**** Records provided ****
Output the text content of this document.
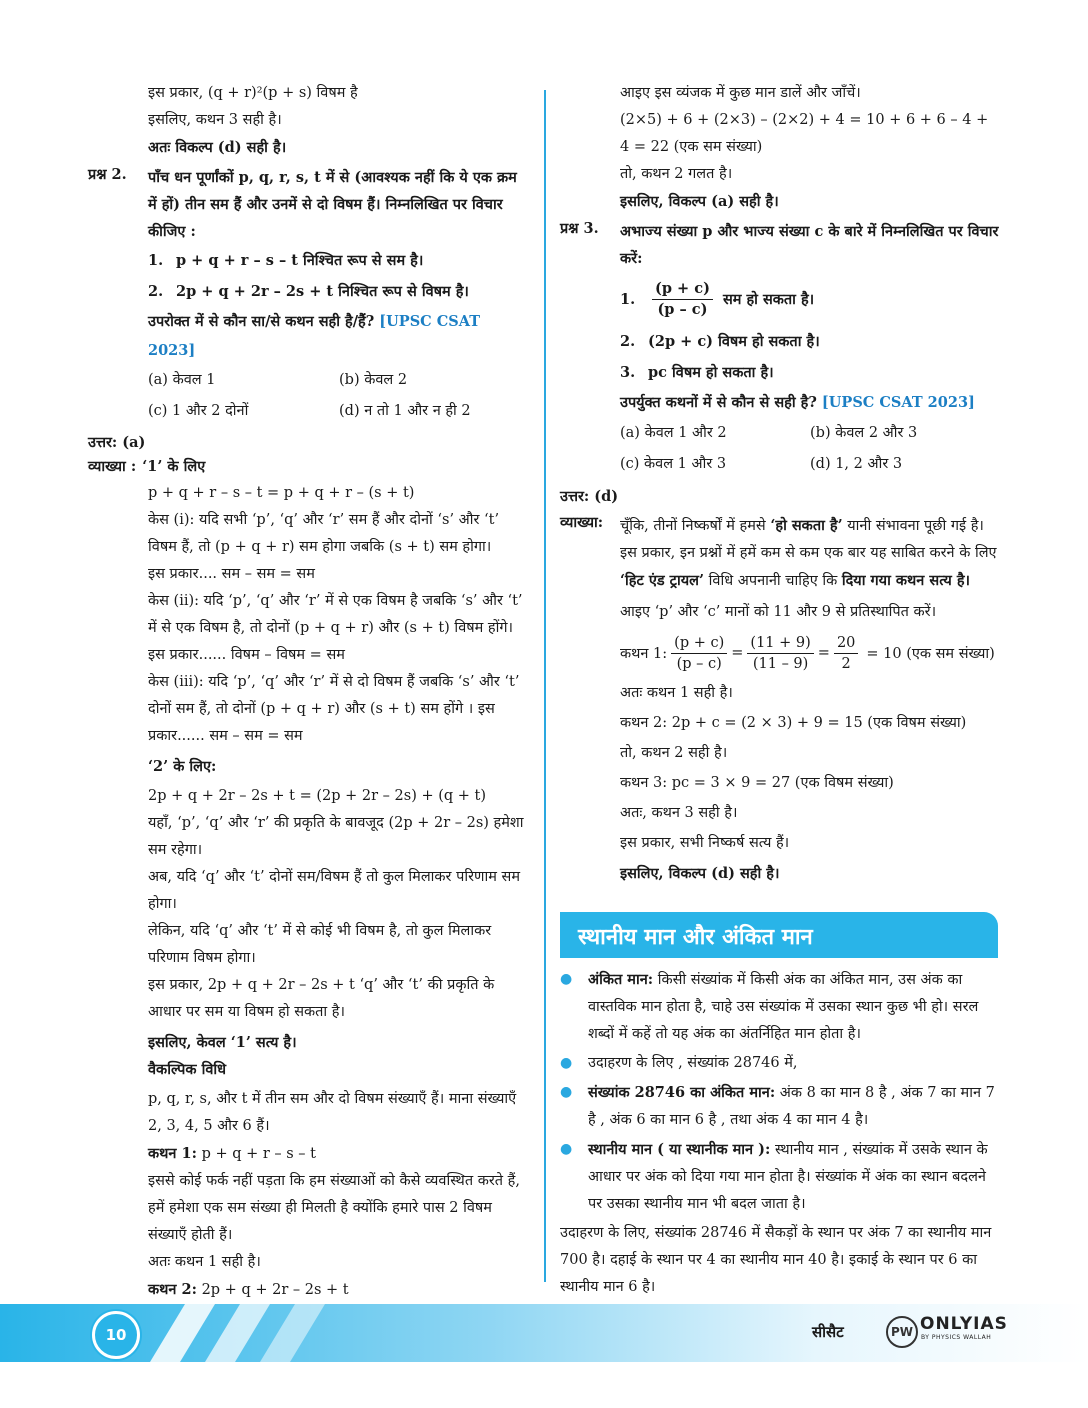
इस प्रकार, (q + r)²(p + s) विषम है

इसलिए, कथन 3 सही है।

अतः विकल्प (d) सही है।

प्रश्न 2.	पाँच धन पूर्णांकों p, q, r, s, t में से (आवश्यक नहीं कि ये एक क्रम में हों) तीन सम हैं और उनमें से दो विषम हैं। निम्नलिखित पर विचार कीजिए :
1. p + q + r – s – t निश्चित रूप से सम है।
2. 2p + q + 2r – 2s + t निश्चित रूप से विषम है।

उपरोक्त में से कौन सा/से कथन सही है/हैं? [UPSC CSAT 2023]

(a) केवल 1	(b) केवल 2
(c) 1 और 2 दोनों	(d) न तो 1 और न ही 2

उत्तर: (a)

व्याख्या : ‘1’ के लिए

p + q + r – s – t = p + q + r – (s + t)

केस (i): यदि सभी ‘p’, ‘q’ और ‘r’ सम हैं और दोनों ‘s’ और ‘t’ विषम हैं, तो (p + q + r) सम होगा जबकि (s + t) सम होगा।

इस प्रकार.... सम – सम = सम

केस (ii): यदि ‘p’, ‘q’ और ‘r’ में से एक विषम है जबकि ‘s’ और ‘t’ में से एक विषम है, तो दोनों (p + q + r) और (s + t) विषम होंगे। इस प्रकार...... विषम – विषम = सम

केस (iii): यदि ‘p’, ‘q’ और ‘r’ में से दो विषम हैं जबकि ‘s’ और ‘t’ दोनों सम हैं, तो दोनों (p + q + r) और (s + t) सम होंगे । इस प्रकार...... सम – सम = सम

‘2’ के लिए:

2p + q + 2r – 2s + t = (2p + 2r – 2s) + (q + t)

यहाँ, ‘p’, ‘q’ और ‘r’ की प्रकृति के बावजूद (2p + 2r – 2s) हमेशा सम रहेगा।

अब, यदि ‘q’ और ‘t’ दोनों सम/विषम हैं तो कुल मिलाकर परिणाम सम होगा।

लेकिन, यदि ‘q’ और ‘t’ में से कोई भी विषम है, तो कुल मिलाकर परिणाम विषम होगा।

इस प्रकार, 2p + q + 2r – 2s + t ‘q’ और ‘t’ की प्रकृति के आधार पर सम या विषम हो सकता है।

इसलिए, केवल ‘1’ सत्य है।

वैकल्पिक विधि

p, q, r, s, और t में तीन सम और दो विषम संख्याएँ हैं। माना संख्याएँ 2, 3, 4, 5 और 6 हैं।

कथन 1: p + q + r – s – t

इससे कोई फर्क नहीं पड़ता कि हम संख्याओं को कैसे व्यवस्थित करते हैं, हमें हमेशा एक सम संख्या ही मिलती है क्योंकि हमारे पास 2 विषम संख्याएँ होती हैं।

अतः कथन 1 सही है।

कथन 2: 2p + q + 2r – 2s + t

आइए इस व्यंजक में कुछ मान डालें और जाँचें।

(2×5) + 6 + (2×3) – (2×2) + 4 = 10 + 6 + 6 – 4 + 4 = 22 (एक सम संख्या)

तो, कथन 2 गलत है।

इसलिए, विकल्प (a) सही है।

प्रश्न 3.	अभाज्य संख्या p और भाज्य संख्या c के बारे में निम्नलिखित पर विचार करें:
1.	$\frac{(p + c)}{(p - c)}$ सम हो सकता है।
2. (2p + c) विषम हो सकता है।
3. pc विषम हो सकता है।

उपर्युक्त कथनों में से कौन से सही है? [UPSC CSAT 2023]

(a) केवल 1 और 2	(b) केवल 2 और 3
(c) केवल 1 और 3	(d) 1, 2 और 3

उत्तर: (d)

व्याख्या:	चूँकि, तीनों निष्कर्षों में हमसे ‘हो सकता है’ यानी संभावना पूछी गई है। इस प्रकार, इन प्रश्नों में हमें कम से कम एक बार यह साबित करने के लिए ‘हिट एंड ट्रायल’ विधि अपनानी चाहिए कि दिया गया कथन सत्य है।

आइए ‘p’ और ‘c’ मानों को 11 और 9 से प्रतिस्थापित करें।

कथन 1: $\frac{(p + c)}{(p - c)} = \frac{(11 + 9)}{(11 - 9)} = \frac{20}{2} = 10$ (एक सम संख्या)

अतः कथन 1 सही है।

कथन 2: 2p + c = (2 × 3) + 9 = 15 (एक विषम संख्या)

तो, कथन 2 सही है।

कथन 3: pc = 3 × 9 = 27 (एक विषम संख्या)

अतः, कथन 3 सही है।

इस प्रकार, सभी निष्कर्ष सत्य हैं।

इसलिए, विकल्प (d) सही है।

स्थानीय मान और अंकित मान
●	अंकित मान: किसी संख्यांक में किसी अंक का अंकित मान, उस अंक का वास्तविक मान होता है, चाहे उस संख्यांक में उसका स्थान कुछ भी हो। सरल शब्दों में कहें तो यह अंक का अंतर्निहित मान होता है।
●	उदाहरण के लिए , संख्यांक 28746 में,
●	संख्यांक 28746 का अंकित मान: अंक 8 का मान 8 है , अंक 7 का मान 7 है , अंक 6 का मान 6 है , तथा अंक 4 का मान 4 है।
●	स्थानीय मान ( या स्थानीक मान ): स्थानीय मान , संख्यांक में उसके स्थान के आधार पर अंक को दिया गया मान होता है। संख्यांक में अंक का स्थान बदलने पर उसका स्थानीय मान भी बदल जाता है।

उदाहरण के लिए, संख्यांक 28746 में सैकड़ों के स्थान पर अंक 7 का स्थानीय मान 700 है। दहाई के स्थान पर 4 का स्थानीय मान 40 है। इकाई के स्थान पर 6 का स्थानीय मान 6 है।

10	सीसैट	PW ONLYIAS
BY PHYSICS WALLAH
****
**** Records provided ****
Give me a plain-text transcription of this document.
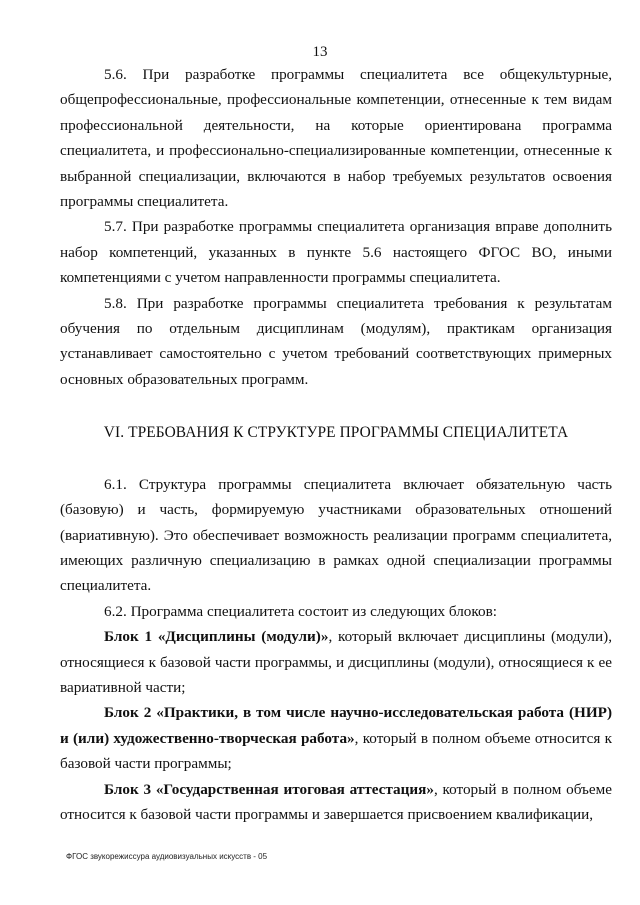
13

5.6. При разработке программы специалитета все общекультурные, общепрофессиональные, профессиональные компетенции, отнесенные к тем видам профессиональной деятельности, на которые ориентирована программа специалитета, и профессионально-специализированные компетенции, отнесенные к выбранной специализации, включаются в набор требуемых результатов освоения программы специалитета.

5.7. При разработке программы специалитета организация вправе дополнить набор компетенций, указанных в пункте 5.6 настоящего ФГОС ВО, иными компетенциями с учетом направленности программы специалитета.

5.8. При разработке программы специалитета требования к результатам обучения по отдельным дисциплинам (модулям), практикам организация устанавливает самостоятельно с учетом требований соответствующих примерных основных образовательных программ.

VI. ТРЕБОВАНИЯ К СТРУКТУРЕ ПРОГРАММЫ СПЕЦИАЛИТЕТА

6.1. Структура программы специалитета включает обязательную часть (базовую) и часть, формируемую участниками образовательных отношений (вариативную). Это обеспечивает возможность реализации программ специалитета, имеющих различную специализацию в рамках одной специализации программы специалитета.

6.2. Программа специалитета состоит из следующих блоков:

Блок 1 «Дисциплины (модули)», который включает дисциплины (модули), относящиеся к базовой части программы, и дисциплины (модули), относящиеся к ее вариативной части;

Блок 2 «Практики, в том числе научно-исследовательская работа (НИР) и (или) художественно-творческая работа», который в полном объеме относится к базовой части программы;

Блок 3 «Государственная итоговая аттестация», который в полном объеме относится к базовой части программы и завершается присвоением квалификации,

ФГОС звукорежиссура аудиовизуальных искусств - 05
****
== Exercise prompt ==
Check each line of the records above for the word "части", then give the number of lines that have it, with no other words.

== Expected answer ==
3